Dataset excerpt
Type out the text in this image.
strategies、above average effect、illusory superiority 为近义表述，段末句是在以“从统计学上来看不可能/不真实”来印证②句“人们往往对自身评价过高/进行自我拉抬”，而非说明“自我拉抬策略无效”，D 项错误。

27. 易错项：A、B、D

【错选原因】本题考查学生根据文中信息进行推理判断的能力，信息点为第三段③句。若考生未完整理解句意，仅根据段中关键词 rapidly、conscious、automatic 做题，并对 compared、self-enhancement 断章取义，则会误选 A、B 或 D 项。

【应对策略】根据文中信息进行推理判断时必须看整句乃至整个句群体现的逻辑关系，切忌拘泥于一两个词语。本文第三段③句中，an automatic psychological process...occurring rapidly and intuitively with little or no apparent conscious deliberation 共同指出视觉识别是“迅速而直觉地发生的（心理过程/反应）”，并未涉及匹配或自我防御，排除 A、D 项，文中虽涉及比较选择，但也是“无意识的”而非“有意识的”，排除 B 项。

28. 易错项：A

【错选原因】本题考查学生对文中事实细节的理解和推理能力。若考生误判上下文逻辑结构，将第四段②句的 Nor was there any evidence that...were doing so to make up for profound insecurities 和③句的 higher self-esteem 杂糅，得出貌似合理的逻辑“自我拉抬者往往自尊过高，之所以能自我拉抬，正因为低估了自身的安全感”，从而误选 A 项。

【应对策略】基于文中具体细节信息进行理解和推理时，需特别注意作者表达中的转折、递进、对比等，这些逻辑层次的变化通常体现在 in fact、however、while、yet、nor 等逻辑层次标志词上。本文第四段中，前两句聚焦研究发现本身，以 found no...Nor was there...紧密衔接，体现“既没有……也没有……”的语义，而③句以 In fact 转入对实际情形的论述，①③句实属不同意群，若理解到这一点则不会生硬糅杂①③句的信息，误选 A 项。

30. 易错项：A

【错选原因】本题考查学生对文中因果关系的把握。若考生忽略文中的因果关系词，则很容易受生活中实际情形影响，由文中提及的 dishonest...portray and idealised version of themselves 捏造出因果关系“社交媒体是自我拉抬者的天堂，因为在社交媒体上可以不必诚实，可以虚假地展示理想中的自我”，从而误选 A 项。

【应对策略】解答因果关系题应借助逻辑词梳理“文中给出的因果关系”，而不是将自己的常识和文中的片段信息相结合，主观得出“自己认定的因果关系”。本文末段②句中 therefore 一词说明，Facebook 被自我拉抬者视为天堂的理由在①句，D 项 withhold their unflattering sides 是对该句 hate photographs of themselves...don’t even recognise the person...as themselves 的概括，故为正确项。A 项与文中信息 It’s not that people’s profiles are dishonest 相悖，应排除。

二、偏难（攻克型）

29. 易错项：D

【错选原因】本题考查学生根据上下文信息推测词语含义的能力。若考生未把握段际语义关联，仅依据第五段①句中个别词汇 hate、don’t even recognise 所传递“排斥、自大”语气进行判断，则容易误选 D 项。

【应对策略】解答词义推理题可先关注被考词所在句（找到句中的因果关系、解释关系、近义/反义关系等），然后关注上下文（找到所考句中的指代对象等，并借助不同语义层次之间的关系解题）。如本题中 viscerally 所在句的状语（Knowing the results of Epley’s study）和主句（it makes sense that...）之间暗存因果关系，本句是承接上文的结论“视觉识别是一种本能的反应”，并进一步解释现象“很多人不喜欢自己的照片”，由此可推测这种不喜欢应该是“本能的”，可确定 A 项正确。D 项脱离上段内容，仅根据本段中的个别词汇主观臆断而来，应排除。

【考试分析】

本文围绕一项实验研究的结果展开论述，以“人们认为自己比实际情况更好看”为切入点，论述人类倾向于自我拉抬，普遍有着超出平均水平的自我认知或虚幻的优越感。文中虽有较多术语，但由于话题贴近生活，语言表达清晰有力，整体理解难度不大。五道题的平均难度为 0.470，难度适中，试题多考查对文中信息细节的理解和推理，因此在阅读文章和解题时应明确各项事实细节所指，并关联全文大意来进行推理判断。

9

▶ Exercise:
Extract, word for word, each line of the listing above.

▶ The output:
Type out the text in this image.
strategies、above average effect、illusory superiority 为近义表述，段末句是在以“从统计学上来看不可能/不真实”来印证②句“人们往往对自身评价过高/进行自我拉抬”，而非说明“自我拉抬策略无效”，D 项错误。

27. 易错项：A、B、D

【错选原因】本题考查学生根据文中信息进行推理判断的能力，信息点为第三段③句。若考生未完整理解句意，仅根据段中关键词 rapidly、conscious、automatic 做题，并对 compared、self-enhancement 断章取义，则会误选 A、B 或 D 项。

【应对策略】根据文中信息进行推理判断时必须看整句乃至整个句群体现的逻辑关系，切忌拘泥于一两个词语。本文第三段③句中，an automatic psychological process...occurring rapidly and intuitively with little or no apparent conscious deliberation 共同指出视觉识别是“迅速而直觉地发生的（心理过程/反应）”，并未涉及匹配或自我防御，排除 A、D 项，文中虽涉及比较选择，但也是“无意识的”而非“有意识的”，排除 B 项。

28. 易错项：A

【错选原因】本题考查学生对文中事实细节的理解和推理能力。若考生误判上下文逻辑结构，将第四段②句的 Nor was there any evidence that...were doing so to make up for profound insecurities 和③句的 higher self-esteem 杂糅，得出貌似合理的逻辑“自我拉抬者往往自尊过高，之所以能自我拉抬，正因为低估了自身的安全感”，从而误选 A 项。

【应对策略】基于文中具体细节信息进行理解和推理时，需特别注意作者表达中的转折、递进、对比等，这些逻辑层次的变化通常体现在 in fact、however、while、yet、nor 等逻辑层次标志词上。本文第四段中，前两句聚焦研究发现本身，以 found no...Nor was there...紧密衔接，体现“既没有……也没有……”的语义，而③句以 In fact 转入对实际情形的论述，①③句实属不同意群，若理解到这一点则不会生硬糅杂①③句的信息，误选 A 项。

30. 易错项：A

【错选原因】本题考查学生对文中因果关系的把握。若考生忽略文中的因果关系词，则很容易受生活中实际情形影响，由文中提及的 dishonest...portray and idealised version of themselves 捏造出因果关系“社交媒体是自我拉抬者的天堂，因为在社交媒体上可以不必诚实，可以虚假地展示理想中的自我”，从而误选 A 项。

【应对策略】解答因果关系题应借助逻辑词梳理“文中给出的因果关系”，而不是将自己的常识和文中的片段信息相结合，主观得出“自己认定的因果关系”。本文末段②句中 therefore 一词说明，Facebook 被自我拉抬者视为天堂的理由在①句，D 项 withhold their unflattering sides 是对该句 hate photographs of themselves...don’t even recognise the person...as themselves 的概括，故为正确项。A 项与文中信息 It’s not that people’s profiles are dishonest 相悖，应排除。

二、偏难（攻克型）

29. 易错项：D

【错选原因】本题考查学生根据上下文信息推测词语含义的能力。若考生未把握段际语义关联，仅依据第五段①句中个别词汇 hate、don’t even recognise 所传递“排斥、自大”语气进行判断，则容易误选 D 项。

【应对策略】解答词义推理题可先关注被考词所在句（找到句中的因果关系、解释关系、近义/反义关系等），然后关注上下文（找到所考句中的指代对象等，并借助不同语义层次之间的关系解题）。如本题中 viscerally 所在句的状语（Knowing the results of Epley’s study）和主句（it makes sense that...）之间暗存因果关系，本句是承接上文的结论“视觉识别是一种本能的反应”，并进一步解释现象“很多人不喜欢自己的照片”，由此可推测这种不喜欢应该是“本能的”，可确定 A 项正确。D 项脱离上段内容，仅根据本段中的个别词汇主观臆断而来，应排除。

【考试分析】

本文围绕一项实验研究的结果展开论述，以“人们认为自己比实际情况更好看”为切入点，论述人类倾向于自我拉抬，普遍有着超出平均水平的自我认知或虚幻的优越感。文中虽有较多术语，但由于话题贴近生活，语言表达清晰有力，整体理解难度不大。五道题的平均难度为 0.470，难度适中，试题多考查对文中信息细节的理解和推理，因此在阅读文章和解题时应明确各项事实细节所指，并关联全文大意来进行推理判断。

9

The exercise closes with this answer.